[DATA IN THIS EXERCISE]
....

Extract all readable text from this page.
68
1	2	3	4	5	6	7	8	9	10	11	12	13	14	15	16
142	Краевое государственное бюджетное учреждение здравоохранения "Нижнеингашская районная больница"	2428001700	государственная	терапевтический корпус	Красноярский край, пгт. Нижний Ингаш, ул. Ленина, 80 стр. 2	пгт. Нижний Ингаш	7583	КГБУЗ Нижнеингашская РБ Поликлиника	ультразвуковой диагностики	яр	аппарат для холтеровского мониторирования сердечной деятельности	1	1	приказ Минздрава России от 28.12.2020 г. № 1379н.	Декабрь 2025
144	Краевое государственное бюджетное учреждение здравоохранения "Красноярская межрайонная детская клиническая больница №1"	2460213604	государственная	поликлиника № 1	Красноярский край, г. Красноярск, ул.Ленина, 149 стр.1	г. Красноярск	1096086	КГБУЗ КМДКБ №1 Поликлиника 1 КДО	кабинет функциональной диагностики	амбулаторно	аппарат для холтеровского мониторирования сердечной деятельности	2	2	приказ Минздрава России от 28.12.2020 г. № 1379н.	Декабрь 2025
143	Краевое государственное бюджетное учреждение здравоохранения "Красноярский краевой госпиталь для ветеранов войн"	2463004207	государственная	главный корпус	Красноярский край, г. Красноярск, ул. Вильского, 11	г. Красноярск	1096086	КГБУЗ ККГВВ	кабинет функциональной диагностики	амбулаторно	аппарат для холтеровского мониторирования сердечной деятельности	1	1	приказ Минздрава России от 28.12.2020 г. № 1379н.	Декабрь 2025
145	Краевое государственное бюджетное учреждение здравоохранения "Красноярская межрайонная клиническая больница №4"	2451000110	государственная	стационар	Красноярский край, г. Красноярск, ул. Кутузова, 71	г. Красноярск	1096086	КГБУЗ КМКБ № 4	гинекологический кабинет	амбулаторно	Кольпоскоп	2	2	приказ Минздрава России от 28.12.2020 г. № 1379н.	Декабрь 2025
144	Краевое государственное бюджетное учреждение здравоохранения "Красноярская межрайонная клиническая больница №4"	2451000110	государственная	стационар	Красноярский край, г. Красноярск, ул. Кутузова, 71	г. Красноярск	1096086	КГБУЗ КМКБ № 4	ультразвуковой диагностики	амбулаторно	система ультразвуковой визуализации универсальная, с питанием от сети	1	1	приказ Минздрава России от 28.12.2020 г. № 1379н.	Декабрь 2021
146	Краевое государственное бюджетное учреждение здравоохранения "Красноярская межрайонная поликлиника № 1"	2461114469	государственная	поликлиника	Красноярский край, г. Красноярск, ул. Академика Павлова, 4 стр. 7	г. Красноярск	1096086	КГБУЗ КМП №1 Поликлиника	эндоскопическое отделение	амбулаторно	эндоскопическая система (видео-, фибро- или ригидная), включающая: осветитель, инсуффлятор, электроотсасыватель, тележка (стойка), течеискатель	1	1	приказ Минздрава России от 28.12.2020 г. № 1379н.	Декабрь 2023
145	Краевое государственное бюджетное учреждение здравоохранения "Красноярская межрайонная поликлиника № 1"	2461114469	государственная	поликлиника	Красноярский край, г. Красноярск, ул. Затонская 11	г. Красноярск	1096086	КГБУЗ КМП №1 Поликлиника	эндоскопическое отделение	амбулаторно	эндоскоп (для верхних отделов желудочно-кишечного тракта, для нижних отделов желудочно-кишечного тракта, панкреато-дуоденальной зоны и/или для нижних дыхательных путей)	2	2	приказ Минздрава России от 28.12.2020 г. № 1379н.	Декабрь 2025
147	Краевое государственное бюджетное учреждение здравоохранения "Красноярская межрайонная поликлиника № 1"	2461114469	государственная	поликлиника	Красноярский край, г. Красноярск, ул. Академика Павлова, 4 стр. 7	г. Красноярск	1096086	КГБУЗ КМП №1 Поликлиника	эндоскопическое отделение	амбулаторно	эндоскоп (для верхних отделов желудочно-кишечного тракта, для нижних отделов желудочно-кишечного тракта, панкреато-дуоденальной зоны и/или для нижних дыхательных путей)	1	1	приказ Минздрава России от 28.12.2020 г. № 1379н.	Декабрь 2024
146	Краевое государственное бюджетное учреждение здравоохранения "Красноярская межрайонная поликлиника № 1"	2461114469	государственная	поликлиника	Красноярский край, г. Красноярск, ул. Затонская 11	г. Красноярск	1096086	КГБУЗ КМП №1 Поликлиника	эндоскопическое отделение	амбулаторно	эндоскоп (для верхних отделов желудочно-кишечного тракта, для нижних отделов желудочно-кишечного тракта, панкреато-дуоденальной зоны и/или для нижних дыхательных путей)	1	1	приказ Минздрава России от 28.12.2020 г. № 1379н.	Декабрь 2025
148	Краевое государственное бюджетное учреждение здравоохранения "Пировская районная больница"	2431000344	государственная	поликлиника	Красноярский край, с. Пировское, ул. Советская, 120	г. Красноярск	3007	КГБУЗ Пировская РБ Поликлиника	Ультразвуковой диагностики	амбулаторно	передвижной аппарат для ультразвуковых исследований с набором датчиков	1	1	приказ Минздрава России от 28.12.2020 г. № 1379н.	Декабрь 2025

....

[EXERCISE BRIEF]
Output the whole listing above again, word for word.

[RESULT BELOW]
Extract all readable text from this page.
68
1	2	3	4	5	6	7	8	9	10	11	12	13	14	15	16
142	Краевое государственное бюджетное учреждение здравоохранения "Нижнеингашская районная больница"	2428001700	государственная	терапевтический корпус	Красноярский край, пгт. Нижний Ингаш, ул. Ленина, 80 стр. 2	пгт. Нижний Ингаш	7583	КГБУЗ Нижнеингашская РБ Поликлиника	ультразвуковой диагностики	яр	аппарат для холтеровского мониторирования сердечной деятельности	1	1	приказ Минздрава России от 28.12.2020 г. № 1379н.	Декабрь 2025
144	Краевое государственное бюджетное учреждение здравоохранения "Красноярская межрайонная детская клиническая больница №1"	2460213604	государственная	поликлиника № 1	Красноярский край, г. Красноярск, ул.Ленина, 149 стр.1	г. Красноярск	1096086	КГБУЗ КМДКБ №1 Поликлиника 1 КДО	кабинет функциональной диагностики	амбулаторно	аппарат для холтеровского мониторирования сердечной деятельности	2	2	приказ Минздрава России от 28.12.2020 г. № 1379н.	Декабрь 2025
143	Краевое государственное бюджетное учреждение здравоохранения "Красноярский краевой госпиталь для ветеранов войн"	2463004207	государственная	главный корпус	Красноярский край, г. Красноярск, ул. Вильского, 11	г. Красноярск	1096086	КГБУЗ ККГВВ	кабинет функциональной диагностики	амбулаторно	аппарат для холтеровского мониторирования сердечной деятельности	1	1	приказ Минздрава России от 28.12.2020 г. № 1379н.	Декабрь 2025
145	Краевое государственное бюджетное учреждение здравоохранения "Красноярская межрайонная клиническая больница №4"	2451000110	государственная	стационар	Красноярский край, г. Красноярск, ул. Кутузова, 71	г. Красноярск	1096086	КГБУЗ КМКБ № 4	гинекологический кабинет	амбулаторно	Кольпоскоп	2	2	приказ Минздрава России от 28.12.2020 г. № 1379н.	Декабрь 2025
144	Краевое государственное бюджетное учреждение здравоохранения "Красноярская межрайонная клиническая больница №4"	2451000110	государственная	стационар	Красноярский край, г. Красноярск, ул. Кутузова, 71	г. Красноярск	1096086	КГБУЗ КМКБ № 4	ультразвуковой диагностики	амбулаторно	система ультразвуковой визуализации универсальная, с питанием от сети	1	1	приказ Минздрава России от 28.12.2020 г. № 1379н.	Декабрь 2021
146	Краевое государственное бюджетное учреждение здравоохранения "Красноярская межрайонная поликлиника № 1"	2461114469	государственная	поликлиника	Красноярский край, г. Красноярск, ул. Академика Павлова, 4 стр. 7	г. Красноярск	1096086	КГБУЗ КМП №1 Поликлиника	эндоскопическое отделение	амбулаторно	эндоскопическая система (видео-, фибро- или ригидная), включающая: осветитель, инсуффлятор, электроотсасыватель, тележка (стойка), течеискатель	1	1	приказ Минздрава России от 28.12.2020 г. № 1379н.	Декабрь 2023
145	Краевое государственное бюджетное учреждение здравоохранения "Красноярская межрайонная поликлиника № 1"	2461114469	государственная	поликлиника	Красноярский край, г. Красноярск, ул. Затонская 11	г. Красноярск	1096086	КГБУЗ КМП №1 Поликлиника	эндоскопическое отделение	амбулаторно	эндоскоп (для верхних отделов желудочно-кишечного тракта, для нижних отделов желудочно-кишечного тракта, панкреато-дуоденальной зоны и/или для нижних дыхательных путей)	2	2	приказ Минздрава России от 28.12.2020 г. № 1379н.	Декабрь 2025
147	Краевое государственное бюджетное учреждение здравоохранения "Красноярская межрайонная поликлиника № 1"	2461114469	государственная	поликлиника	Красноярский край, г. Красноярск, ул. Академика Павлова, 4 стр. 7	г. Красноярск	1096086	КГБУЗ КМП №1 Поликлиника	эндоскопическое отделение	амбулаторно	эндоскоп (для верхних отделов желудочно-кишечного тракта, для нижних отделов желудочно-кишечного тракта, панкреато-дуоденальной зоны и/или для нижних дыхательных путей)	1	1	приказ Минздрава России от 28.12.2020 г. № 1379н.	Декабрь 2024
146	Краевое государственное бюджетное учреждение здравоохранения "Красноярская межрайонная поликлиника № 1"	2461114469	государственная	поликлиника	Красноярский край, г. Красноярск, ул. Затонская 11	г. Красноярск	1096086	КГБУЗ КМП №1 Поликлиника	эндоскопическое отделение	амбулаторно	эндоскоп (для верхних отделов желудочно-кишечного тракта, для нижних отделов желудочно-кишечного тракта, панкреато-дуоденальной зоны и/или для нижних дыхательных путей)	1	1	приказ Минздрава России от 28.12.2020 г. № 1379н.	Декабрь 2025
148	Краевое государственное бюджетное учреждение здравоохранения "Пировская районная больница"	2431000344	государственная	поликлиника	Красноярский край, с. Пировское, ул. Советская, 120	г. Красноярск	3007	КГБУЗ Пировская РБ Поликлиника	Ультразвуковой диагностики	амбулаторно	передвижной аппарат для ультразвуковых исследований с набором датчиков	1	1	приказ Минздрава России от 28.12.2020 г. № 1379н.	Декабрь 2025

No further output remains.